▶ SOURCE DATA:
================================

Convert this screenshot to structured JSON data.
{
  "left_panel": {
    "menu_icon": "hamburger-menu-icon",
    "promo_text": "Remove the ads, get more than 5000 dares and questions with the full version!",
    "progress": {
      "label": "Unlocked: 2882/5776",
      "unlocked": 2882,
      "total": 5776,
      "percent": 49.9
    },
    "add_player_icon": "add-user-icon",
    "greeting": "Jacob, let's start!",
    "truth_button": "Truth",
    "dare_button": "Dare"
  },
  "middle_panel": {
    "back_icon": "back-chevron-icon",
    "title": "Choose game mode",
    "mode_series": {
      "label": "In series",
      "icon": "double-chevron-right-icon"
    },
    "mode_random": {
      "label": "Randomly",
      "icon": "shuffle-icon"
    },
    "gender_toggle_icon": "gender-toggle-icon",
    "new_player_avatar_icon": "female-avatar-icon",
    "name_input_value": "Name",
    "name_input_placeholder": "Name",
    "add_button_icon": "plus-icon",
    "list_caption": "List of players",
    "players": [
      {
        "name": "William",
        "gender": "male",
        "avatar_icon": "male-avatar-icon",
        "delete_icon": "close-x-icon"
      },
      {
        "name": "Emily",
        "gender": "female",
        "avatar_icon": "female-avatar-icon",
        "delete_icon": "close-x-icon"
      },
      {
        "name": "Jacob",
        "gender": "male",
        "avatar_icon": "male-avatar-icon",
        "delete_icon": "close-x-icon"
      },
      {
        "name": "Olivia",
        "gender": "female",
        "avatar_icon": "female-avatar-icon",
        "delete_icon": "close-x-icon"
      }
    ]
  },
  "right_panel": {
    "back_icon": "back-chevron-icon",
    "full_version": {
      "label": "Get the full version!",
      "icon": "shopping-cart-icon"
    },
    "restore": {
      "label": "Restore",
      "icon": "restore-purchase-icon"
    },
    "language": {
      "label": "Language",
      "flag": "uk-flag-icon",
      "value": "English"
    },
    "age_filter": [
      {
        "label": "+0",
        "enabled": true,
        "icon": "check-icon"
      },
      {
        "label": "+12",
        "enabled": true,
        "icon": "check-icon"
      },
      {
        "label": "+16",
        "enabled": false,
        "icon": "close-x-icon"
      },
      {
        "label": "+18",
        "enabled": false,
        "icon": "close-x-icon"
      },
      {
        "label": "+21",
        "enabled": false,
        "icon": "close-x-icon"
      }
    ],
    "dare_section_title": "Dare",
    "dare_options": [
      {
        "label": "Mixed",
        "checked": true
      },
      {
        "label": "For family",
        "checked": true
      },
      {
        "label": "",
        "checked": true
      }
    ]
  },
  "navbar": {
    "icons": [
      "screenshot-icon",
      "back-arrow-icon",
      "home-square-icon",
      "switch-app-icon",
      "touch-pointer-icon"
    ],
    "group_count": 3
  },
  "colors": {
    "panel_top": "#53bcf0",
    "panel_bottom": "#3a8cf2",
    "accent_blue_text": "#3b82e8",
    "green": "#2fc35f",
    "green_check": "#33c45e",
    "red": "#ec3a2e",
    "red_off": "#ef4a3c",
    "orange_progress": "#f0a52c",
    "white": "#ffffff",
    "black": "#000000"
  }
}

================================

▶ EXERCISE: Please set down each line of the records exactly as given.

▶ WORKED SOLUTION:
Convert this screenshot to structured JSON data.
{
  "left_panel": {
    "menu_icon": "hamburger-menu-icon",
    "promo_text": "Remove the ads, get more than 5000 dares and questions with the full version!",
    "progress": {
      "label": "Unlocked: 2882/5776",
      "unlocked": 2882,
      "total": 5776,
      "percent": 49.9
    },
    "add_player_icon": "add-user-icon",
    "greeting": "Jacob, let's start!",
    "truth_button": "Truth",
    "dare_button": "Dare"
  },
  "middle_panel": {
    "back_icon": "back-chevron-icon",
    "title": "Choose game mode",
    "mode_series": {
      "label": "In series",
      "icon": "double-chevron-right-icon"
    },
    "mode_random": {
      "label": "Randomly",
      "icon": "shuffle-icon"
    },
    "gender_toggle_icon": "gender-toggle-icon",
    "new_player_avatar_icon": "female-avatar-icon",
    "name_input_value": "Name",
    "name_input_placeholder": "Name",
    "add_button_icon": "plus-icon",
    "list_caption": "List of players",
    "players": [
      {
        "name": "William",
        "gender": "male",
        "avatar_icon": "male-avatar-icon",
        "delete_icon": "close-x-icon"
      },
      {
        "name": "Emily",
        "gender": "female",
        "avatar_icon": "female-avatar-icon",
        "delete_icon": "close-x-icon"
      },
      {
        "name": "Jacob",
        "gender": "male",
        "avatar_icon": "male-avatar-icon",
        "delete_icon": "close-x-icon"
      },
      {
        "name": "Olivia",
        "gender": "female",
        "avatar_icon": "female-avatar-icon",
        "delete_icon": "close-x-icon"
      }
    ]
  },
  "right_panel": {
    "back_icon": "back-chevron-icon",
    "full_version": {
      "label": "Get the full version!",
      "icon": "shopping-cart-icon"
    },
    "restore": {
      "label": "Restore",
      "icon": "restore-purchase-icon"
    },
    "language": {
      "label": "Language",
      "flag": "uk-flag-icon",
      "value": "English"
    },
    "age_filter": [
      {
        "label": "+0",
        "enabled": true,
        "icon": "check-icon"
      },
      {
        "label": "+12",
        "enabled": true,
        "icon": "check-icon"
      },
      {
        "label": "+16",
        "enabled": false,
        "icon": "close-x-icon"
      },
      {
        "label": "+18",
        "enabled": false,
        "icon": "close-x-icon"
      },
      {
        "label": "+21",
        "enabled": false,
        "icon": "close-x-icon"
      }
    ],
    "dare_section_title": "Dare",
    "dare_options": [
      {
        "label": "Mixed",
        "checked": true
      },
      {
        "label": "For family",
        "checked": true
      },
      {
        "label": "",
        "checked": true
      }
    ]
  },
  "navbar": {
    "icons": [
      "screenshot-icon",
      "back-arrow-icon",
      "home-square-icon",
      "switch-app-icon",
      "touch-pointer-icon"
    ],
    "group_count": 3
  },
  "colors": {
    "panel_top": "#53bcf0",
    "panel_bottom": "#3a8cf2",
    "accent_blue_text": "#3b82e8",
    "green": "#2fc35f",
    "green_check": "#33c45e",
    "red": "#ec3a2e",
    "red_off": "#ef4a3c",
    "orange_progress": "#f0a52c",
    "white": "#ffffff",
    "black": "#000000"
  }
}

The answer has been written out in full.